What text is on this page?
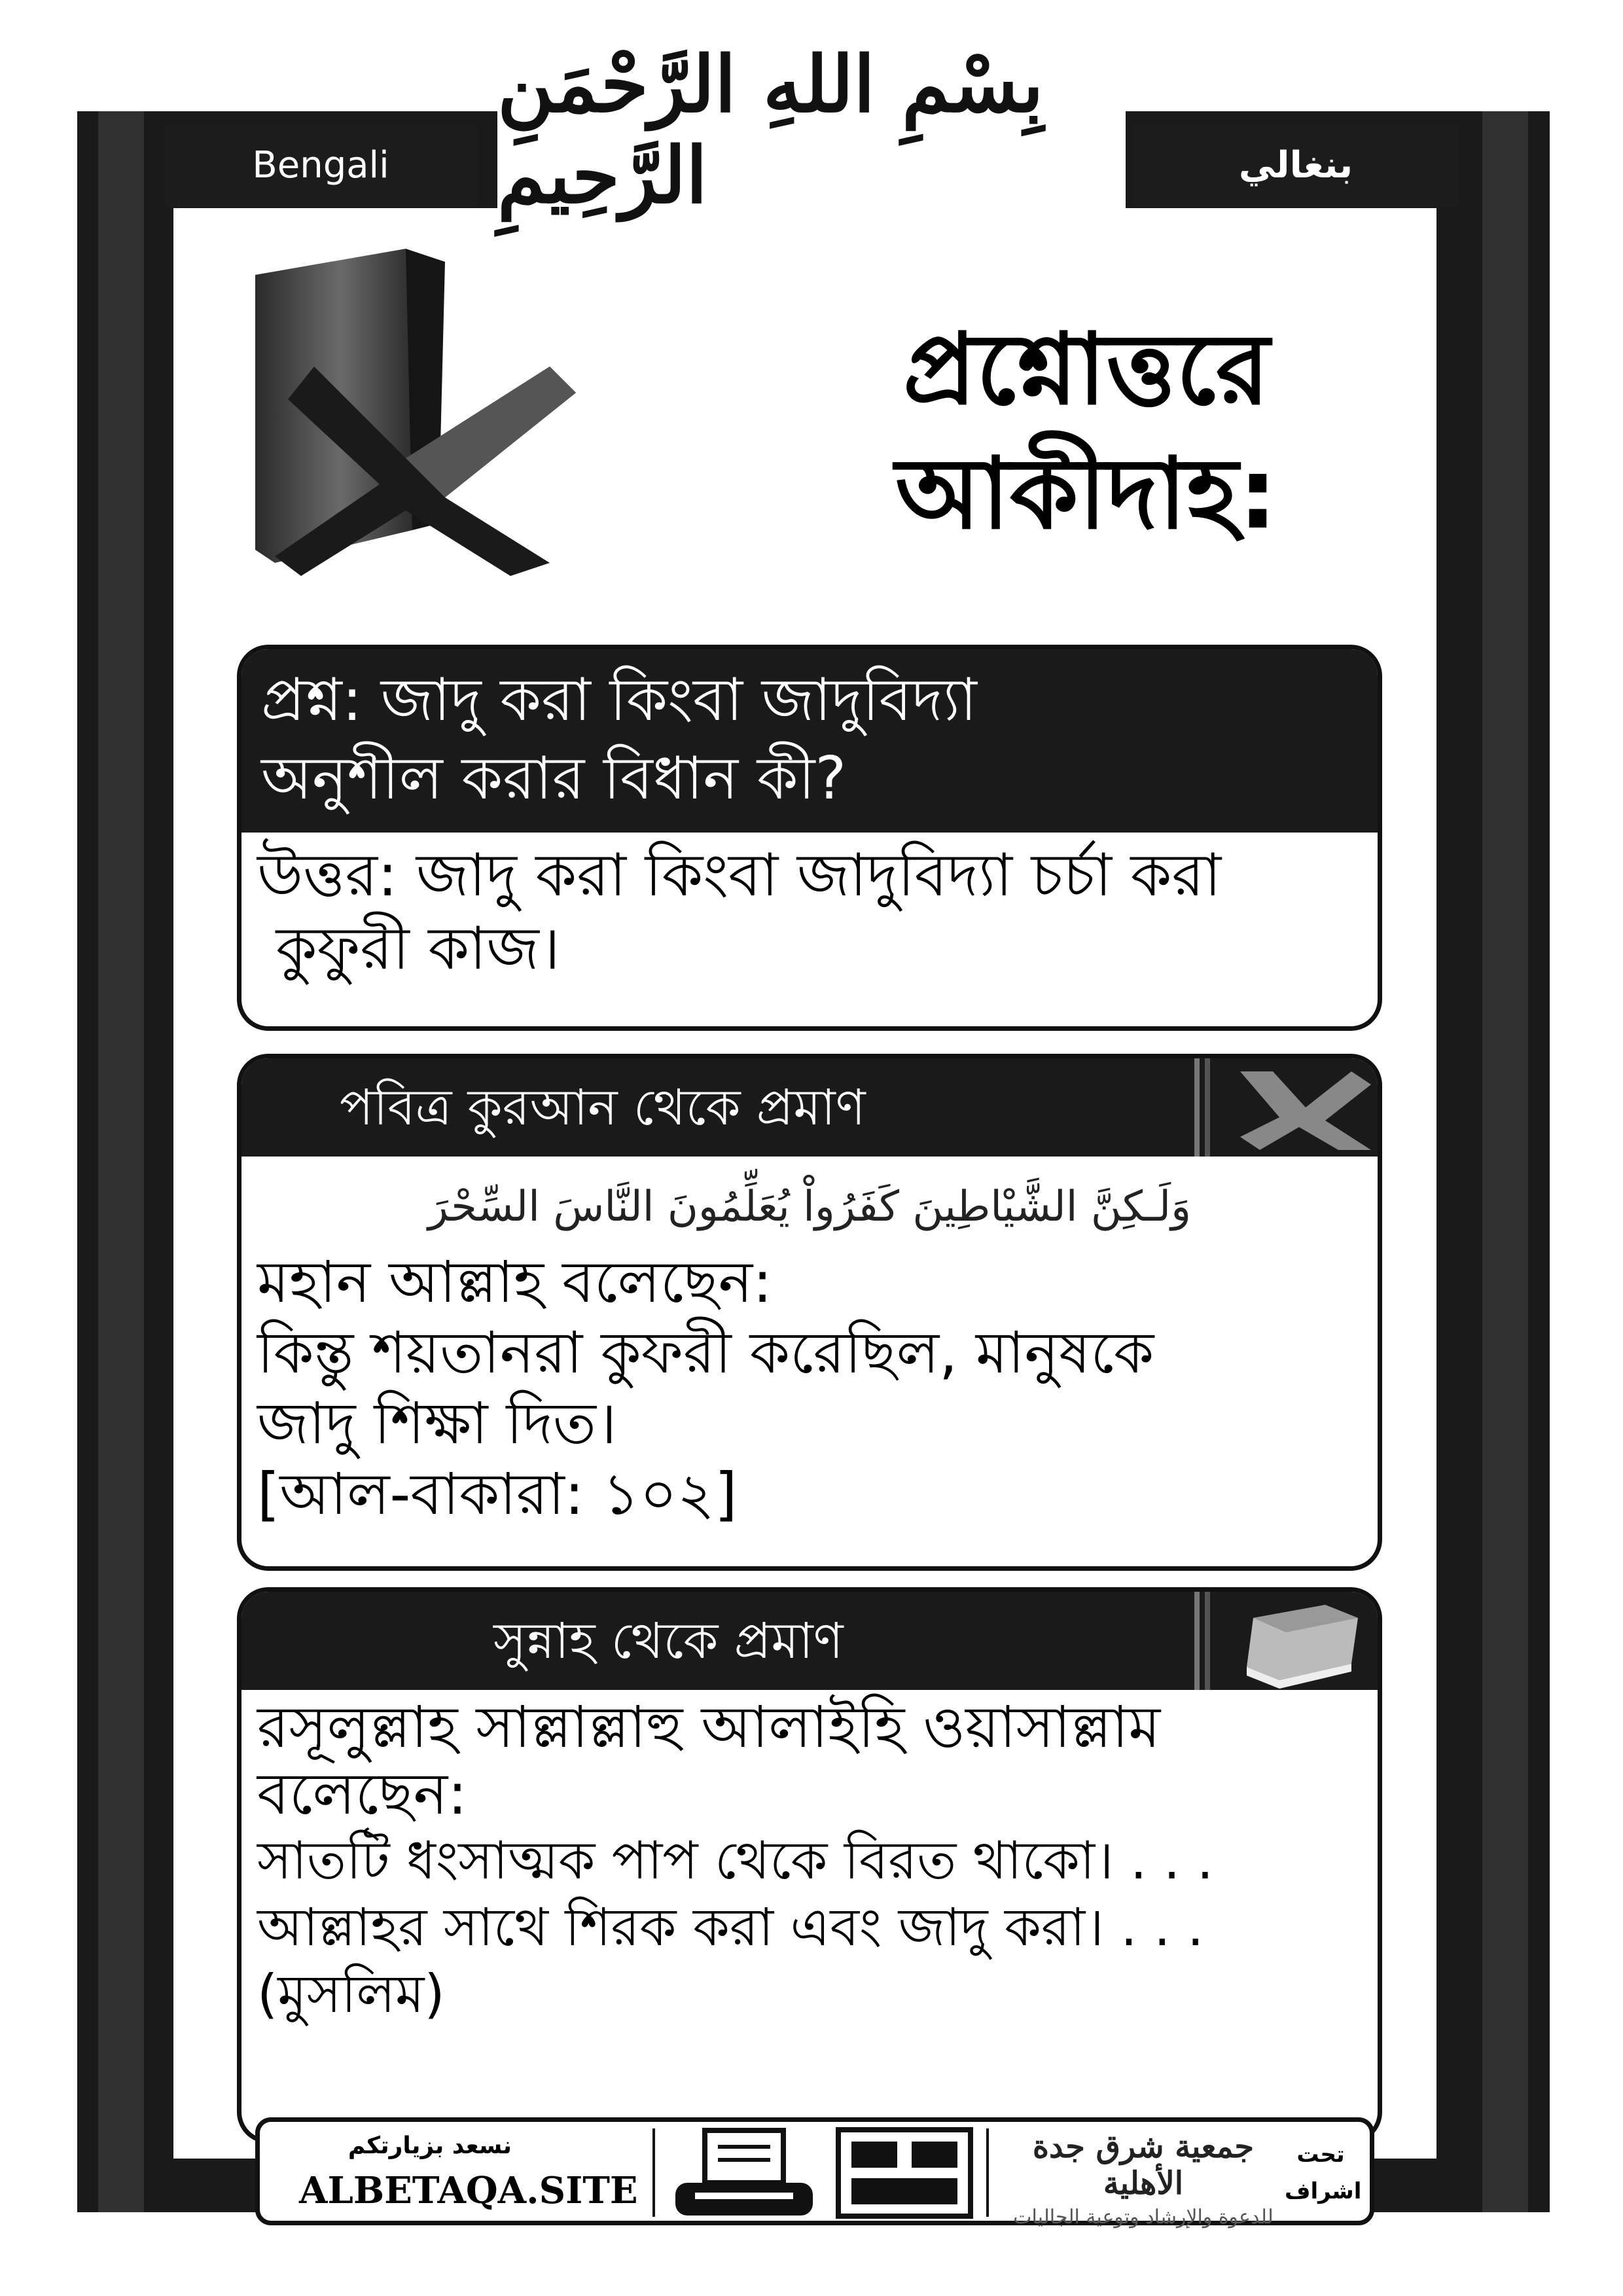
Bengali	بنغالي
بِسْمِ اللهِ الرَّحْمَنِ الرَّحِيمِ
প্রশ্নোত্তরে
আকীদাহ:
প্রশ্ন: জাদু করা কিংবা জাদুবিদ্যা
অনুশীল করার বিধান কী?
উত্তর: জাদু করা কিংবা জাদুবিদ্যা চর্চা করা
কুফুরী কাজ।
পবিত্র কুরআন থেকে প্রমাণ
وَلَـكِنَّ الشَّيْاطِينَ كَفَرُواْ يُعَلِّمُونَ النَّاسَ السِّحْرَ
মহান আল্লাহ বলেছেন:
কিন্তু শয়তানরা কুফরী করেছিল, মানুষকে
জাদু শিক্ষা দিত।
[আল-বাকারা: ১০২]
সুন্নাহ থেকে প্রমাণ
রসূলুল্লাহ সাল্লাল্লাহু আলাইহি ওয়াসাল্লাম
বলেছেন:
সাতটি ধংসাত্মক পাপ থেকে বিরত থাকো। . . .
আল্লাহর সাথে শিরক করা এবং জাদু করা। . . .
(মুসলিম)
نسعد بزيارتكم
ALBETAQA.SITE
جمعية شرق جدة الأهلية
للدعوة والإرشاد وتوعية الجاليات
تحت
اشراف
========================
Reproduce the material in its entirety and word for word, without the pictures.

What text is on this page?
Bengali	بنغالي
بِسْمِ اللهِ الرَّحْمَنِ الرَّحِيمِ
প্রশ্নোত্তরে
আকীদাহ:
প্রশ্ন: জাদু করা কিংবা জাদুবিদ্যা
অনুশীল করার বিধান কী?
উত্তর: জাদু করা কিংবা জাদুবিদ্যা চর্চা করা
কুফুরী কাজ।
পবিত্র কুরআন থেকে প্রমাণ
وَلَـكِنَّ الشَّيْاطِينَ كَفَرُواْ يُعَلِّمُونَ النَّاسَ السِّحْرَ
মহান আল্লাহ বলেছেন:
কিন্তু শয়তানরা কুফরী করেছিল, মানুষকে
জাদু শিক্ষা দিত।
[আল-বাকারা: ১০২]
সুন্নাহ থেকে প্রমাণ
রসূলুল্লাহ সাল্লাল্লাহু আলাইহি ওয়াসাল্লাম
বলেছেন:
সাতটি ধংসাত্মক পাপ থেকে বিরত থাকো। . . .
আল্লাহর সাথে শিরক করা এবং জাদু করা। . . .
(মুসলিম)
نسعد بزيارتكم
ALBETAQA.SITE
جمعية شرق جدة الأهلية
للدعوة والإرشاد وتوعية الجاليات
تحت
اشراف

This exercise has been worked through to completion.